## Description of the task
Only a number is wanted: how many lines in these records contain the word "from"?

Stored dataset items
------------
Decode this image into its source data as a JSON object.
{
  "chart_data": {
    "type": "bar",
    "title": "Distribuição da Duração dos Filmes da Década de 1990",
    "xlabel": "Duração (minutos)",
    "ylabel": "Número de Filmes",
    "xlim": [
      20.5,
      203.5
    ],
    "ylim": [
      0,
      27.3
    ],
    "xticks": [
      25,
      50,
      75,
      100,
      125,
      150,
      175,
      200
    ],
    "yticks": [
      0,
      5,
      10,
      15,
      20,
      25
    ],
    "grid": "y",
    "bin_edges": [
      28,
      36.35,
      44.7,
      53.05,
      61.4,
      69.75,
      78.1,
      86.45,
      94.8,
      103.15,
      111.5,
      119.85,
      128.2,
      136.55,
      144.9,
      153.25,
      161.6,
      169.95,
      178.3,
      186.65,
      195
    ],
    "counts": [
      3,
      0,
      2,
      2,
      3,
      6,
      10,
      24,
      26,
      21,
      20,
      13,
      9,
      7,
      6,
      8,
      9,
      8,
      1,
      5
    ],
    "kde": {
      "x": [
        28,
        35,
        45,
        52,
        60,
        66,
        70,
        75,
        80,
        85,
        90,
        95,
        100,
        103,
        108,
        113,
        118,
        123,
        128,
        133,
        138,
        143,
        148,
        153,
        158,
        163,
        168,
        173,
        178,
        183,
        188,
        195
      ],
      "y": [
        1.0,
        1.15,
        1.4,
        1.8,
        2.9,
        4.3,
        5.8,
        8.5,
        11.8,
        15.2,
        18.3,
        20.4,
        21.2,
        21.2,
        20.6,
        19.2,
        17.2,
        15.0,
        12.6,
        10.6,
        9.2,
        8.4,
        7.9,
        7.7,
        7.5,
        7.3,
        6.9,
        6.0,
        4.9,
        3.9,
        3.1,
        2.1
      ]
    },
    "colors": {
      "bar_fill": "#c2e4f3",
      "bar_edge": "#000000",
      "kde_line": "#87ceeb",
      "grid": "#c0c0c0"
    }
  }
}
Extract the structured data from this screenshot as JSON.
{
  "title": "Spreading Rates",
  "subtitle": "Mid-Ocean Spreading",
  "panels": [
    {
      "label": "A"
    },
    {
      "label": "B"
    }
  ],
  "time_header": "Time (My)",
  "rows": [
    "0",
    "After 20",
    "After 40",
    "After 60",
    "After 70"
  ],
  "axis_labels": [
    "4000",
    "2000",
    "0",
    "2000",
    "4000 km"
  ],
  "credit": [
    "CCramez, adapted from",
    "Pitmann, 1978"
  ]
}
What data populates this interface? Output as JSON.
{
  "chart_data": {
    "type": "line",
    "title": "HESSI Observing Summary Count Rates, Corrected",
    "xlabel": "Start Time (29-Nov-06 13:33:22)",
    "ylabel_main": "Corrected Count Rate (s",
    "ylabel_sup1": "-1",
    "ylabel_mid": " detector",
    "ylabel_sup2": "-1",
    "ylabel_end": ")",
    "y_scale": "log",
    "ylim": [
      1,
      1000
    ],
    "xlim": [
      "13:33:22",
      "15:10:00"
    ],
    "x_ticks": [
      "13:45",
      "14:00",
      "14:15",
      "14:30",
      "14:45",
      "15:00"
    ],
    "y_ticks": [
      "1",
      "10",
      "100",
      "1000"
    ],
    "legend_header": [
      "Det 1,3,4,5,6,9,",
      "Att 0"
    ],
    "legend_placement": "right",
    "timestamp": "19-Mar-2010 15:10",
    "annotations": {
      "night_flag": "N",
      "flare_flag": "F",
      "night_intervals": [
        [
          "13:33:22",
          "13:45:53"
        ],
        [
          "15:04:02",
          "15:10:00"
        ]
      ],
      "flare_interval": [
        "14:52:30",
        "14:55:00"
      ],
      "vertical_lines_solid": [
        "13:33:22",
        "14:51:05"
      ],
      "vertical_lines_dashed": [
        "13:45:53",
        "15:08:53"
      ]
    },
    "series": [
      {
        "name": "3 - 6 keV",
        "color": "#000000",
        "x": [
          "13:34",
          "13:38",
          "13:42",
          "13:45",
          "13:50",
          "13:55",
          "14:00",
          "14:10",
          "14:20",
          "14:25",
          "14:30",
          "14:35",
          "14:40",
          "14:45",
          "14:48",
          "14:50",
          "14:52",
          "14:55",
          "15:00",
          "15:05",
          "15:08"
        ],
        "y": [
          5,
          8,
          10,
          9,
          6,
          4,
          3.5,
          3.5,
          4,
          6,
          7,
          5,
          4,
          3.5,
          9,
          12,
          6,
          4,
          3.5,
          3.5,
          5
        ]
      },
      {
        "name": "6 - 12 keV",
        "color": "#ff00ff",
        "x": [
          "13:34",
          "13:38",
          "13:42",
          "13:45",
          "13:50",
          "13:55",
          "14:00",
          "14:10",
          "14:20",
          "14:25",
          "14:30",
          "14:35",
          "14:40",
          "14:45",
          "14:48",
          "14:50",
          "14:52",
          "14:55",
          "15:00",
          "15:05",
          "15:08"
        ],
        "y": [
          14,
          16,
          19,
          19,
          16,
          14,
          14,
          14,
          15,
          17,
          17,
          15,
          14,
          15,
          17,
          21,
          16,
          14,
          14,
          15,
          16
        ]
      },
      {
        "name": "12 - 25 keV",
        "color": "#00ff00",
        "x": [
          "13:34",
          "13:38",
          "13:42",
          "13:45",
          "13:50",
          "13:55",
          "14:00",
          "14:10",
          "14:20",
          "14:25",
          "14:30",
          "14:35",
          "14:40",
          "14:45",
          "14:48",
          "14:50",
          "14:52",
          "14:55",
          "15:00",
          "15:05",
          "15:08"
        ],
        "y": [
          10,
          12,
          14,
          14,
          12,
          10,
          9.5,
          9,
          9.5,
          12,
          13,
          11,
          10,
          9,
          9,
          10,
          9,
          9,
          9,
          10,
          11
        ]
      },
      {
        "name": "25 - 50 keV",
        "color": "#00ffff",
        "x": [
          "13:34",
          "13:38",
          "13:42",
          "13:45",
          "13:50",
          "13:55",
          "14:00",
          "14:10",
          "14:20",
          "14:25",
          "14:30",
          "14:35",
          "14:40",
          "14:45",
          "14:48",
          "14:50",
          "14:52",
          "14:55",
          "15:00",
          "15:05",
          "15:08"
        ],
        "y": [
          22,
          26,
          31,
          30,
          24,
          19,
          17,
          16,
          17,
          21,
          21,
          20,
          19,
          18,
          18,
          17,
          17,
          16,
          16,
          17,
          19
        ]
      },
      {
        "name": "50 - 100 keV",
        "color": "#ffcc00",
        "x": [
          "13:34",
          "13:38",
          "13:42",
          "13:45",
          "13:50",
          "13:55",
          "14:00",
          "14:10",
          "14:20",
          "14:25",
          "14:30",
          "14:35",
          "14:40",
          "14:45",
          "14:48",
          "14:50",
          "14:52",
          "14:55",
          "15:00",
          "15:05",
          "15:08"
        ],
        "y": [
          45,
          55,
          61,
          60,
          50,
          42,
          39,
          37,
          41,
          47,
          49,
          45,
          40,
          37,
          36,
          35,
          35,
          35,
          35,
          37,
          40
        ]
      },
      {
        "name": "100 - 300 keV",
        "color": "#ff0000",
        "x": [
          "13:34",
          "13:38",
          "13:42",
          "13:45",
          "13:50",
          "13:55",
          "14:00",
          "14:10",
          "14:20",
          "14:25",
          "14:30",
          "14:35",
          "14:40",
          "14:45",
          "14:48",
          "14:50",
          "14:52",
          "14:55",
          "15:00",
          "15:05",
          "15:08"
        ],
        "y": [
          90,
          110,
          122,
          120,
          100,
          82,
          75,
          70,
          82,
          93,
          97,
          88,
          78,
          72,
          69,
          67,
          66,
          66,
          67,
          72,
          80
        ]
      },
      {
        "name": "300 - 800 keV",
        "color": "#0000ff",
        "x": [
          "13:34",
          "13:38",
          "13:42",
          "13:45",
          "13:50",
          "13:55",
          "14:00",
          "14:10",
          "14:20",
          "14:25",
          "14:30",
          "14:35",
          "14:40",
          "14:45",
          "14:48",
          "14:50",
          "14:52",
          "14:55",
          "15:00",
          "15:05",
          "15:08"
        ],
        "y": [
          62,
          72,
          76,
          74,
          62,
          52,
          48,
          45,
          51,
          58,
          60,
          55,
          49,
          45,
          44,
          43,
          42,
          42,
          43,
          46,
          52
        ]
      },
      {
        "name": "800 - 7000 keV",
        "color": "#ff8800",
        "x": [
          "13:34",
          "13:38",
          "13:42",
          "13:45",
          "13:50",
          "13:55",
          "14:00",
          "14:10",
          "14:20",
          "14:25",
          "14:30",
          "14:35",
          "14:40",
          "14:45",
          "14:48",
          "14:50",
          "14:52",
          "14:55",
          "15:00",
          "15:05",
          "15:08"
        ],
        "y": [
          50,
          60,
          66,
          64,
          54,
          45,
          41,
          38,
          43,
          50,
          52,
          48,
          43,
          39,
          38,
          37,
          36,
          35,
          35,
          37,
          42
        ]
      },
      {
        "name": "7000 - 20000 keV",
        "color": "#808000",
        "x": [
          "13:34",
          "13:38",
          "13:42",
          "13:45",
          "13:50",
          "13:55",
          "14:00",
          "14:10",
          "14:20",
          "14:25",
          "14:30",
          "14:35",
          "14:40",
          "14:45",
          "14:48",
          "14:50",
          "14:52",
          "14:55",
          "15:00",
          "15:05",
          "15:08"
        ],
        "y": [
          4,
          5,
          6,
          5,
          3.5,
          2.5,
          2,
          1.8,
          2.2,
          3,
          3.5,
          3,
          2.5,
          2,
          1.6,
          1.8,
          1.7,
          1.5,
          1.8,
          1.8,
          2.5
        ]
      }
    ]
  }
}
------------
## Exercise result
2